— start of RECORD SET —
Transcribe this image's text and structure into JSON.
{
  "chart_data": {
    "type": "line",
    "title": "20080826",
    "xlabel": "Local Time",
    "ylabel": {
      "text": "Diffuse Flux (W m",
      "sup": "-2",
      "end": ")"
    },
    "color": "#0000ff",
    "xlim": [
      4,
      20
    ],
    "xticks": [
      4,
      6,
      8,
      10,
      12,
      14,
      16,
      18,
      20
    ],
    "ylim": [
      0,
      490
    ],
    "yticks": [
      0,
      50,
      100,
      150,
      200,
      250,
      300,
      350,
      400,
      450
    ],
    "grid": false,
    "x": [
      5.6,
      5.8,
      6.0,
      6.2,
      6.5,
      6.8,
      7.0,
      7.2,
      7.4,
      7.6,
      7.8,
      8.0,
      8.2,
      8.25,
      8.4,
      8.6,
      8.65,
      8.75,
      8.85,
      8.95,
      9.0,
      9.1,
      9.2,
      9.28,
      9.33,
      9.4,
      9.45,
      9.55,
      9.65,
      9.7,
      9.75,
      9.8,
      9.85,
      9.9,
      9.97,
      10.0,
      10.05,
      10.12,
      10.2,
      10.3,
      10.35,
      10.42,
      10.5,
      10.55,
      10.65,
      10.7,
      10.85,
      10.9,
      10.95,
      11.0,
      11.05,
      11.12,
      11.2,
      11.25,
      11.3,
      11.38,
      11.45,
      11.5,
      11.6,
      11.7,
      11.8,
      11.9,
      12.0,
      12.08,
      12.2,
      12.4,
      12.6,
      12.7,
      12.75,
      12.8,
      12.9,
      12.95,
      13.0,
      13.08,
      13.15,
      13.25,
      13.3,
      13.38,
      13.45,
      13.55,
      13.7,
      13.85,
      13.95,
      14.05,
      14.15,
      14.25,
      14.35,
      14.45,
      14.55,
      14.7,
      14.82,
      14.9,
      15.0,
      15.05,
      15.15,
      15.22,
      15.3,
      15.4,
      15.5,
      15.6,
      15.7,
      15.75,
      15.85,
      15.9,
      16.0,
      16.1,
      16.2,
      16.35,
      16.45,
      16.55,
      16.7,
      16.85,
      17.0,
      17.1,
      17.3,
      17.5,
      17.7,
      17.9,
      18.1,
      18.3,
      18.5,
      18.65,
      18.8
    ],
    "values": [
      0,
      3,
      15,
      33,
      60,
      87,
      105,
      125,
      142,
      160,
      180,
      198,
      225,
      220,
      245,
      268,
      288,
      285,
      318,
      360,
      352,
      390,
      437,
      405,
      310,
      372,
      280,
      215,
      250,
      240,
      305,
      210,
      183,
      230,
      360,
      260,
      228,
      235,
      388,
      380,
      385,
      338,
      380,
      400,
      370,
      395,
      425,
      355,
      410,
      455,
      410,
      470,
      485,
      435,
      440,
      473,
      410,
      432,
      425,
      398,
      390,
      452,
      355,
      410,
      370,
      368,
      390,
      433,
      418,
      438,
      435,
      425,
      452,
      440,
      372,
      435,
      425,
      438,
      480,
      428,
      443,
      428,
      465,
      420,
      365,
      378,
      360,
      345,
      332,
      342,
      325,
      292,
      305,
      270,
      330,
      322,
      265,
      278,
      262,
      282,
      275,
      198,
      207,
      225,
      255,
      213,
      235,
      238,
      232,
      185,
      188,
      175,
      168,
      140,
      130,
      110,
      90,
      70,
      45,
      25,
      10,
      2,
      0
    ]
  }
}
— end of RECORD SET —
All of the entries should be written out again exactly.

**SOLUTION**
Transcribe this image's text and structure into JSON.
{
  "chart_data": {
    "type": "line",
    "title": "20080826",
    "xlabel": "Local Time",
    "ylabel": {
      "text": "Diffuse Flux (W m",
      "sup": "-2",
      "end": ")"
    },
    "color": "#0000ff",
    "xlim": [
      4,
      20
    ],
    "xticks": [
      4,
      6,
      8,
      10,
      12,
      14,
      16,
      18,
      20
    ],
    "ylim": [
      0,
      490
    ],
    "yticks": [
      0,
      50,
      100,
      150,
      200,
      250,
      300,
      350,
      400,
      450
    ],
    "grid": false,
    "x": [
      5.6,
      5.8,
      6.0,
      6.2,
      6.5,
      6.8,
      7.0,
      7.2,
      7.4,
      7.6,
      7.8,
      8.0,
      8.2,
      8.25,
      8.4,
      8.6,
      8.65,
      8.75,
      8.85,
      8.95,
      9.0,
      9.1,
      9.2,
      9.28,
      9.33,
      9.4,
      9.45,
      9.55,
      9.65,
      9.7,
      9.75,
      9.8,
      9.85,
      9.9,
      9.97,
      10.0,
      10.05,
      10.12,
      10.2,
      10.3,
      10.35,
      10.42,
      10.5,
      10.55,
      10.65,
      10.7,
      10.85,
      10.9,
      10.95,
      11.0,
      11.05,
      11.12,
      11.2,
      11.25,
      11.3,
      11.38,
      11.45,
      11.5,
      11.6,
      11.7,
      11.8,
      11.9,
      12.0,
      12.08,
      12.2,
      12.4,
      12.6,
      12.7,
      12.75,
      12.8,
      12.9,
      12.95,
      13.0,
      13.08,
      13.15,
      13.25,
      13.3,
      13.38,
      13.45,
      13.55,
      13.7,
      13.85,
      13.95,
      14.05,
      14.15,
      14.25,
      14.35,
      14.45,
      14.55,
      14.7,
      14.82,
      14.9,
      15.0,
      15.05,
      15.15,
      15.22,
      15.3,
      15.4,
      15.5,
      15.6,
      15.7,
      15.75,
      15.85,
      15.9,
      16.0,
      16.1,
      16.2,
      16.35,
      16.45,
      16.55,
      16.7,
      16.85,
      17.0,
      17.1,
      17.3,
      17.5,
      17.7,
      17.9,
      18.1,
      18.3,
      18.5,
      18.65,
      18.8
    ],
    "values": [
      0,
      3,
      15,
      33,
      60,
      87,
      105,
      125,
      142,
      160,
      180,
      198,
      225,
      220,
      245,
      268,
      288,
      285,
      318,
      360,
      352,
      390,
      437,
      405,
      310,
      372,
      280,
      215,
      250,
      240,
      305,
      210,
      183,
      230,
      360,
      260,
      228,
      235,
      388,
      380,
      385,
      338,
      380,
      400,
      370,
      395,
      425,
      355,
      410,
      455,
      410,
      470,
      485,
      435,
      440,
      473,
      410,
      432,
      425,
      398,
      390,
      452,
      355,
      410,
      370,
      368,
      390,
      433,
      418,
      438,
      435,
      425,
      452,
      440,
      372,
      435,
      425,
      438,
      480,
      428,
      443,
      428,
      465,
      420,
      365,
      378,
      360,
      345,
      332,
      342,
      325,
      292,
      305,
      270,
      330,
      322,
      265,
      278,
      262,
      282,
      275,
      198,
      207,
      225,
      255,
      213,
      235,
      238,
      232,
      185,
      188,
      175,
      168,
      140,
      130,
      110,
      90,
      70,
      45,
      25,
      10,
      2,
      0
    ]
  }
}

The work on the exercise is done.